Compute the number of lines that include the string "average", then output that number and nothing else.

** Start MATERIAL FOR THE TASK **

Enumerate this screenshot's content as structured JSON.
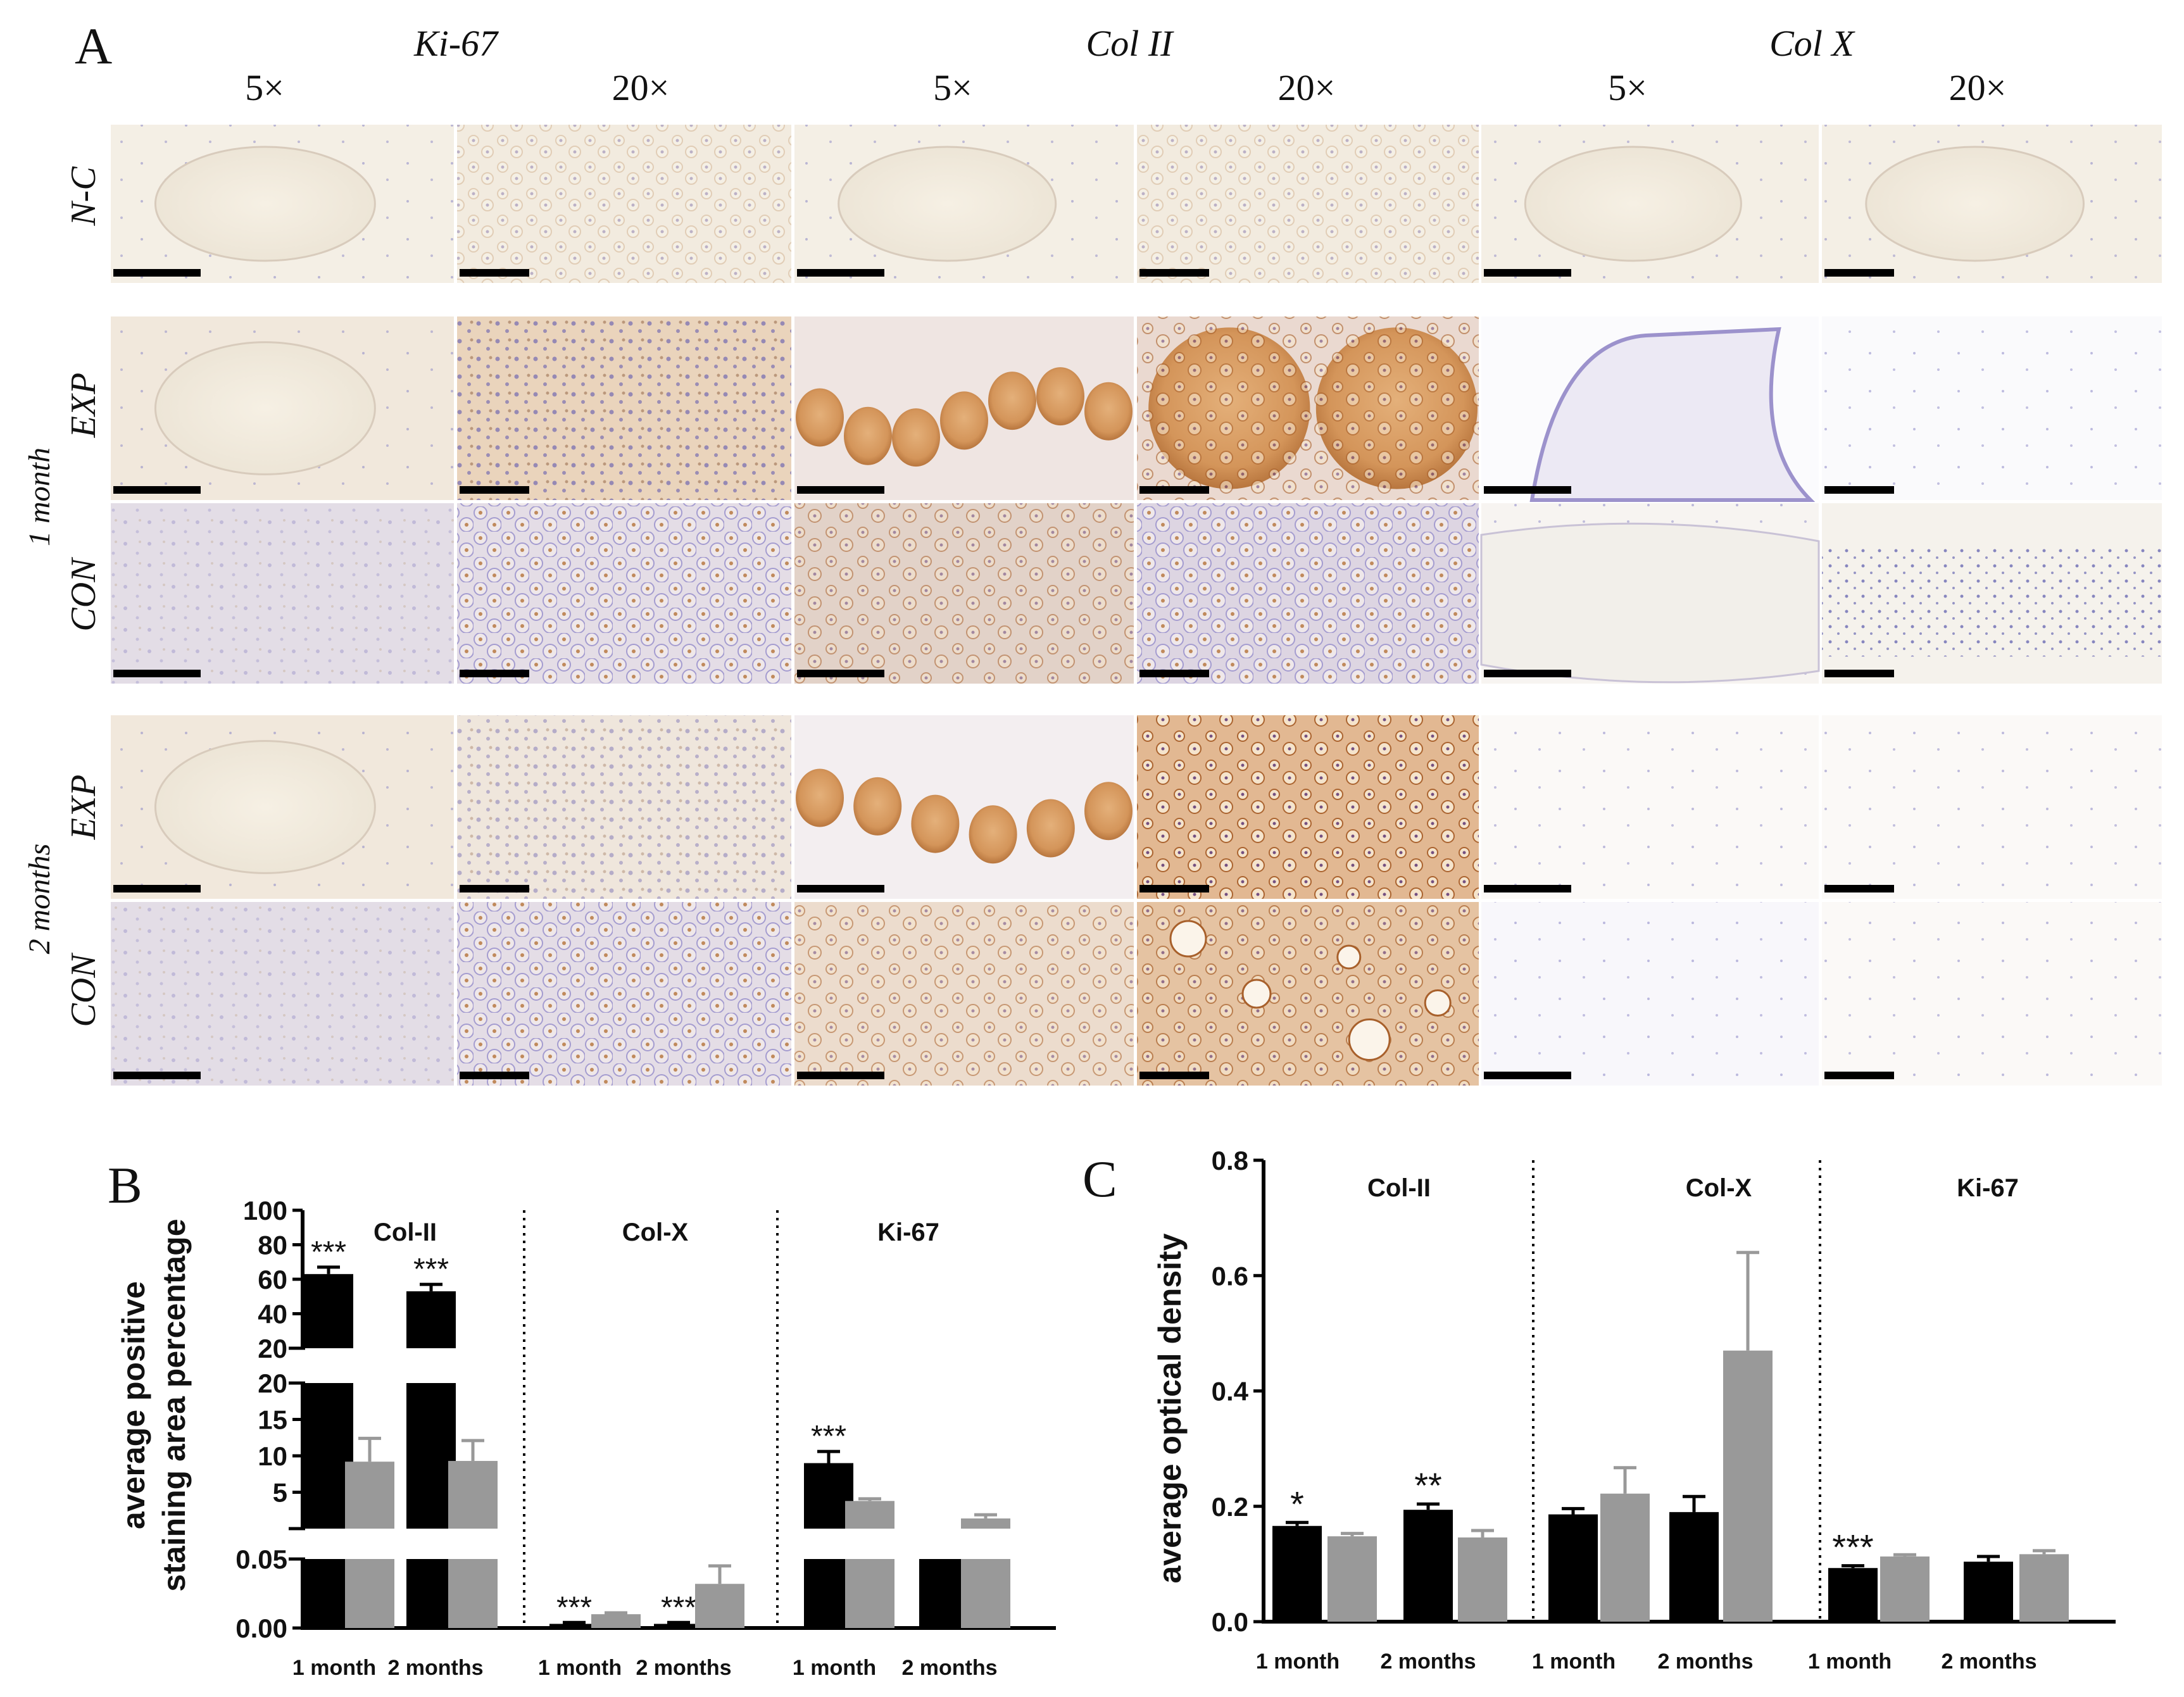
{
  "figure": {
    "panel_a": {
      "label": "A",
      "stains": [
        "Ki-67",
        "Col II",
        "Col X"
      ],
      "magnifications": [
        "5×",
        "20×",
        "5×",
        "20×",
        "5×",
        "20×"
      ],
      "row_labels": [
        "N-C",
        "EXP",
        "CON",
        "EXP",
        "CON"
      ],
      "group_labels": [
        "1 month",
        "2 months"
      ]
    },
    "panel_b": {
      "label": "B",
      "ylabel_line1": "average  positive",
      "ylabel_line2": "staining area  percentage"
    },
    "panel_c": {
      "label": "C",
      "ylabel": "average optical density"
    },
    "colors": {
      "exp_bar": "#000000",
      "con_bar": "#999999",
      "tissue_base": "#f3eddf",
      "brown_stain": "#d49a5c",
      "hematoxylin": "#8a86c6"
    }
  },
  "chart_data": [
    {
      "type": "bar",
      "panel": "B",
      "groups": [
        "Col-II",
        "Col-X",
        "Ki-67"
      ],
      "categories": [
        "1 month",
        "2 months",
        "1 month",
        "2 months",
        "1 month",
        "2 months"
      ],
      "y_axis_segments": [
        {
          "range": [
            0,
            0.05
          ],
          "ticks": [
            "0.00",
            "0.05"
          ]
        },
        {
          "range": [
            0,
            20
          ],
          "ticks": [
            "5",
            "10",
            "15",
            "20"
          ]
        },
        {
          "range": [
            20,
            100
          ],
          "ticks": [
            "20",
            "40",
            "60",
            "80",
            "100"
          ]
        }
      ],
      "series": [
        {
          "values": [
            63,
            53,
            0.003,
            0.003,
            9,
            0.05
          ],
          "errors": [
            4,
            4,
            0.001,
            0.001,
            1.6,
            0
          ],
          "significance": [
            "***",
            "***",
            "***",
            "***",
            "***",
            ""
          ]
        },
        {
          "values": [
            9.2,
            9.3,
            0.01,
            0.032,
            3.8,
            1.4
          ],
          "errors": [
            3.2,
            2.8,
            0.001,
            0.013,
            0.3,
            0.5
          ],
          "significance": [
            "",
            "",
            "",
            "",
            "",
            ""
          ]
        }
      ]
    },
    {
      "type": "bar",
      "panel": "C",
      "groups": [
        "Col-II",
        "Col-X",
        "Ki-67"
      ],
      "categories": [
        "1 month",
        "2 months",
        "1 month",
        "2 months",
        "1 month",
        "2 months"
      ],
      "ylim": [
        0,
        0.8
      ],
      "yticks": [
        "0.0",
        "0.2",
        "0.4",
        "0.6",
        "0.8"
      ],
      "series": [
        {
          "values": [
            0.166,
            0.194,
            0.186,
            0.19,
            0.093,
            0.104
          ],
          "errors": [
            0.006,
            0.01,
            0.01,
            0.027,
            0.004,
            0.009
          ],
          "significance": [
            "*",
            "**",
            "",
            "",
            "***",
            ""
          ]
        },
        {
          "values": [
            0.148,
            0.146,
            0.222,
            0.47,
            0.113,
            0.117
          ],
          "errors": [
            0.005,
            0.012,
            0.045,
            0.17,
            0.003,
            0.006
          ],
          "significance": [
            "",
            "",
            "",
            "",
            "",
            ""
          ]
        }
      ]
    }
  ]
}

** End MATERIAL FOR THE TASK **

▶ _COMPLETED TASK_: 2